— Start of Text section —

The fourth column of the example of FIG. 2 identifies the present
operating versions of the specified component for all cluster
members (125). For example, when an upgrade is in progress a
specified component is capable of operating at both the prior
version and the current version. When the upgrade of the component
is complete, the specified component commits only to the new
version and is thus only capable of operating at the new version. A
component commits its upgrade by removing all entries other than
the new version from the list in the present versions column. The
fifth column (130) of the example of FIG. 2 identifies the software
binary version of all of the members of the cluster. For example,
it might be that different members of the cluster are operating at
different software versions. Accordingly, the versions control
record stores past and current versions of software for each
component in the cluster.
[0030] The following few paragraphs will illustrate how members of
the cluster upgrade their components. The first part of the process
of upgrading an operating version of the cluster is to upgrade the
software binaries installed on each cluster member, and the second
part of the process is to coordinate an upgrade of the operating
version of the cluster to the new version. When each member of the
cluster has completed a local upgrade of its software binaries, as
reflected in the version control record, software parity has been
reached. In one embodiment, the software version column (130) may
contain an array wherein each member of the cluster owns one
element of the array based on a respective node identifier and
records its binary software version in its respective array element
as it rejoins the cluster. All members are thus aware of the
software binary version that each other member is running. Software
parity is attained, when all elements of the array contain the same
software version. Software parity is a state when each member of
the cluster is operating at an equal level, i.e. the same binary
software version. Once software parity is attained, all nodes will
be running software binary version N, with the cluster operating at
version N-1, i.e. N-1 shared data structure formats and N-1
protocols. Attaining software parity is a pre-requisite to entering
the second part of the upgrade process in which a coordinated
transition of all cluster members to a new operational cluster
version is conducted.

— End of Text section —
— Start of Data lines —

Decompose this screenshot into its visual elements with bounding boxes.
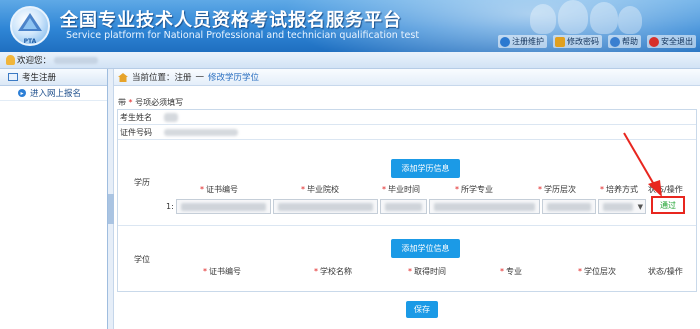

— End of Data lines —

Requirement: Say whether each statement agrees with the cluster upgrade text, answering yes or no and quoting the deciding words exactly. (a) Once a component's upgrade is complete, it can still operate at the prior version. (b) Software parity must be attained before the coordinated transition to a new operational cluster version. (c) In one embodiment, each member records its binary software version in its array element as it rejoins the cluster. Answer from the text on cluster upgrades alone, not from the lines.

Final answer:
(a) No: "the specified component commits only to the new version and is thus only capable of operating at the new version"
(b) Yes: "Attaining software parity is a pre-requisite to entering the second part of the upgrade process"
(c) Yes: "records its binary software version in its respective array element as it rejoins the cluster"